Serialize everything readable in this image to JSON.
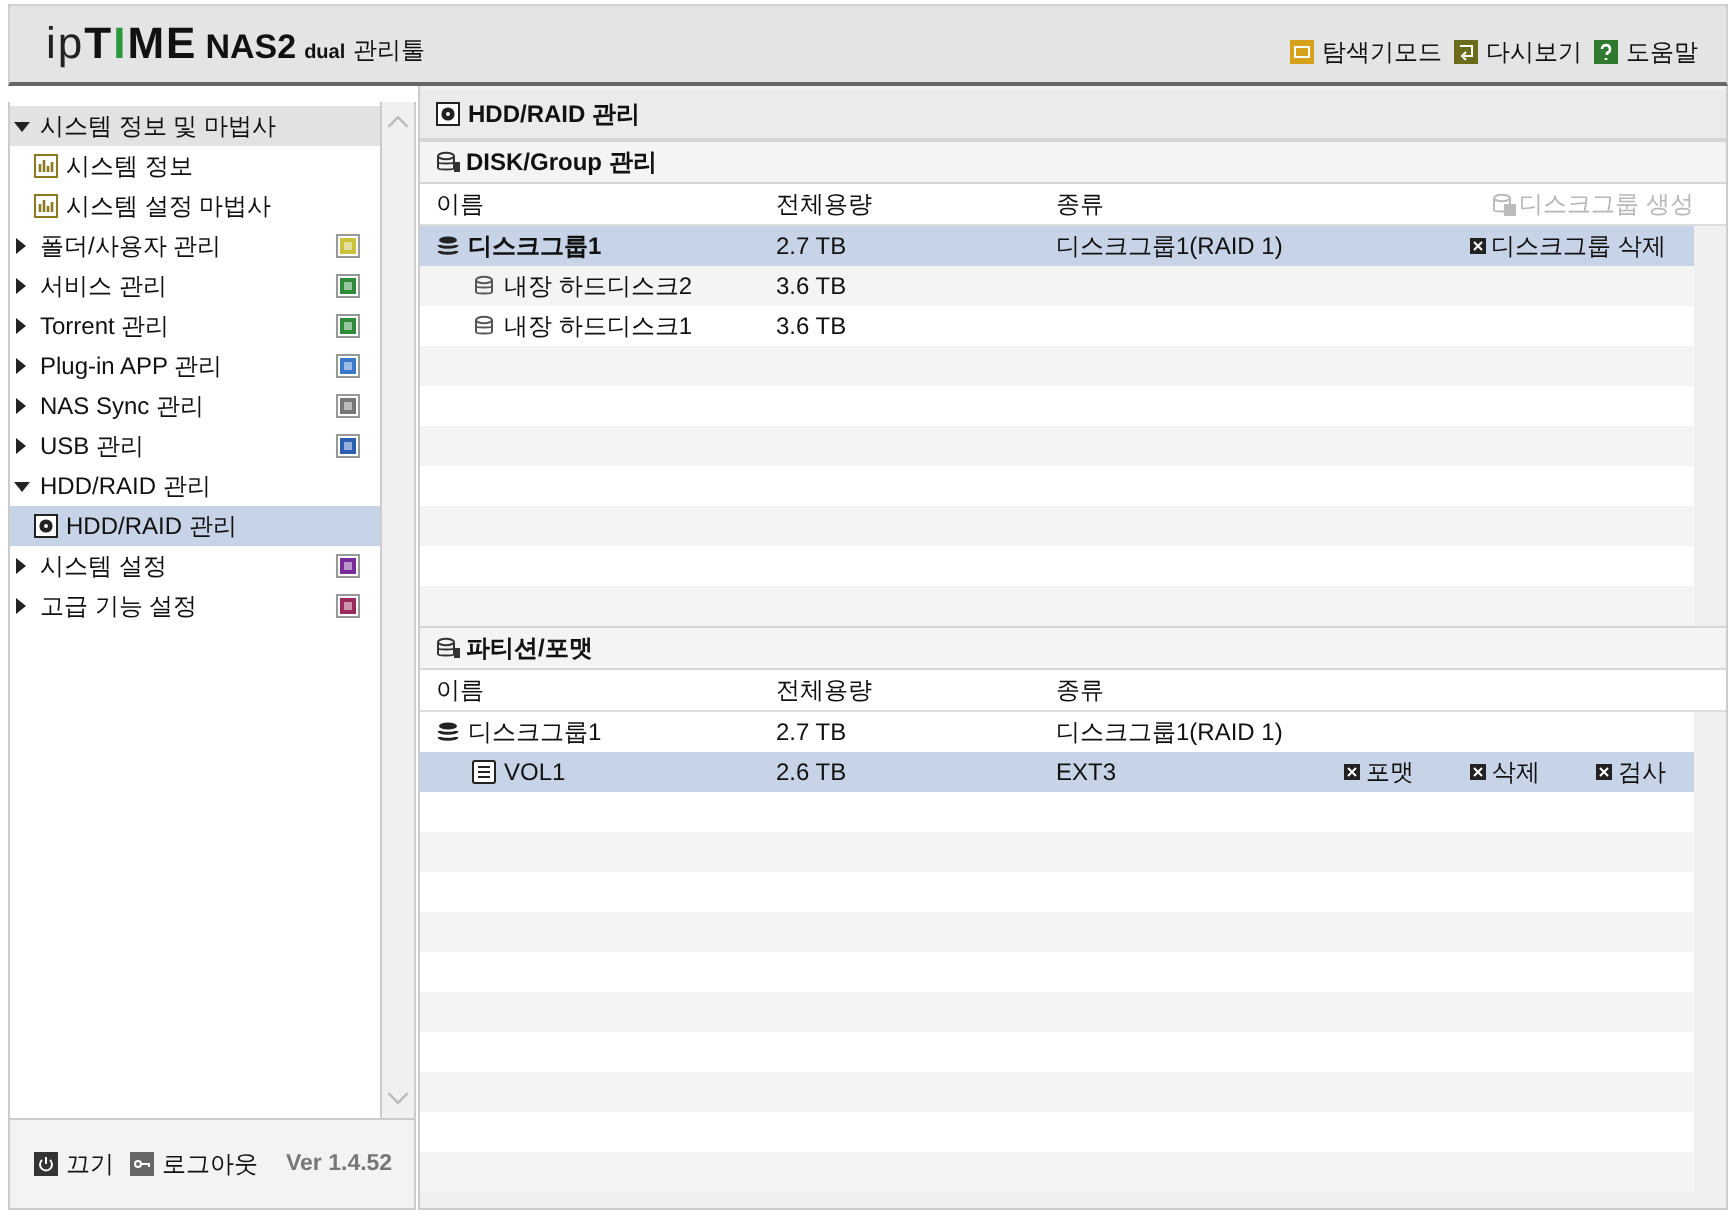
{
  "header": {
    "logo": [
      {
        "text": "ip",
        "kind": "light"
      },
      {
        "text": "T",
        "kind": "heavy"
      },
      {
        "text": "I",
        "kind": "accent"
      },
      {
        "text": "ME",
        "kind": "heavy"
      }
    ],
    "product": "NAS2",
    "edition": "dual",
    "suffix": "관리툴",
    "links": [
      {
        "label": "탐색기모드",
        "kind": "explorer"
      },
      {
        "label": "다시보기",
        "kind": "refresh"
      },
      {
        "label": "도움말",
        "kind": "help"
      }
    ]
  },
  "sidebar": {
    "items": [
      {
        "label": "시스템 정보 및 마법사",
        "expanded": true,
        "selected": false,
        "children": [
          {
            "label": "시스템 정보",
            "kind": "chart",
            "selected": false
          },
          {
            "label": "시스템 설정 마법사",
            "kind": "chart",
            "selected": false
          }
        ]
      },
      {
        "label": "폴더/사용자 관리",
        "expanded": false,
        "selected": false,
        "kind": "folder"
      },
      {
        "label": "서비스 관리",
        "expanded": false,
        "selected": false,
        "kind": "service"
      },
      {
        "label": "Torrent 관리",
        "expanded": false,
        "selected": false,
        "kind": "torrent"
      },
      {
        "label": "Plug-in APP 관리",
        "expanded": false,
        "selected": false,
        "kind": "plugin"
      },
      {
        "label": "NAS Sync 관리",
        "expanded": false,
        "selected": false,
        "kind": "cloud"
      },
      {
        "label": "USB 관리",
        "expanded": false,
        "selected": false,
        "kind": "usb"
      },
      {
        "label": "HDD/RAID 관리",
        "expanded": true,
        "selected": false,
        "children": [
          {
            "label": "HDD/RAID 관리",
            "kind": "disk",
            "selected": true
          }
        ]
      },
      {
        "label": "시스템 설정",
        "expanded": false,
        "selected": false,
        "kind": "gear"
      },
      {
        "label": "고급 기능 설정",
        "expanded": false,
        "selected": false,
        "kind": "gear2"
      }
    ],
    "footer": {
      "power": "끄기",
      "logout": "로그아웃",
      "version": "Ver 1.4.52"
    }
  },
  "page_title": "HDD/RAID 관리",
  "sections": [
    {
      "title": "DISK/Group 관리",
      "columns": [
        "이름",
        "전체용량",
        "종류"
      ],
      "header_action": {
        "label": "디스크그룹 생성",
        "disabled": true
      },
      "rows": [
        {
          "kind": "group",
          "name": "디스크그룹1",
          "bold": true,
          "size": "2.7 TB",
          "type": "디스크그룹1(RAID 1)",
          "selected": true,
          "actions": [
            "디스크그룹 삭제"
          ]
        },
        {
          "kind": "disk",
          "name": "내장 하드디스크2",
          "bold": false,
          "size": "3.6 TB",
          "selected": false
        },
        {
          "kind": "disk",
          "name": "내장 하드디스크1",
          "bold": false,
          "size": "3.6 TB",
          "selected": false
        }
      ]
    },
    {
      "title": "파티션/포맷",
      "columns": [
        "이름",
        "전체용량",
        "종류"
      ],
      "rows": [
        {
          "kind": "group",
          "name": "디스크그룹1",
          "bold": false,
          "size": "2.7 TB",
          "type": "디스크그룹1(RAID 1)",
          "selected": false
        },
        {
          "kind": "volume",
          "name": "VOL1",
          "bold": false,
          "size": "2.6 TB",
          "type": "EXT3",
          "selected": true,
          "actions": [
            "포맷",
            "삭제",
            "검사"
          ]
        }
      ]
    }
  ]
}
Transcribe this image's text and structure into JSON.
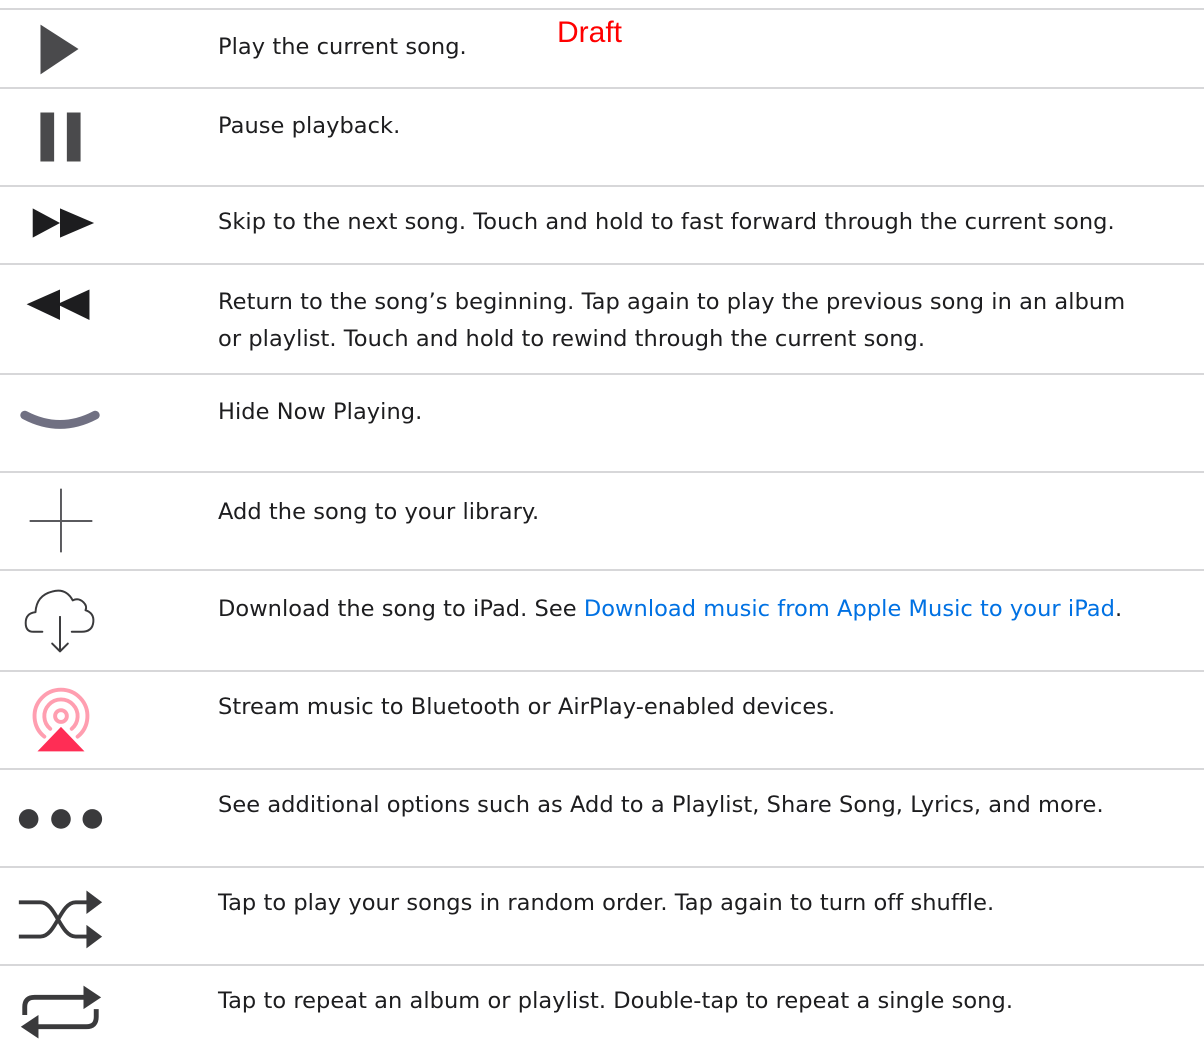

________________________________________

## The request
Find all lines with "text" in them and copy each one.

## Exercise result
        "text": "ip",
        "text": "T",
        "text": "I",
        "text": "ME",
Transcribe this image's text and structure into JSON.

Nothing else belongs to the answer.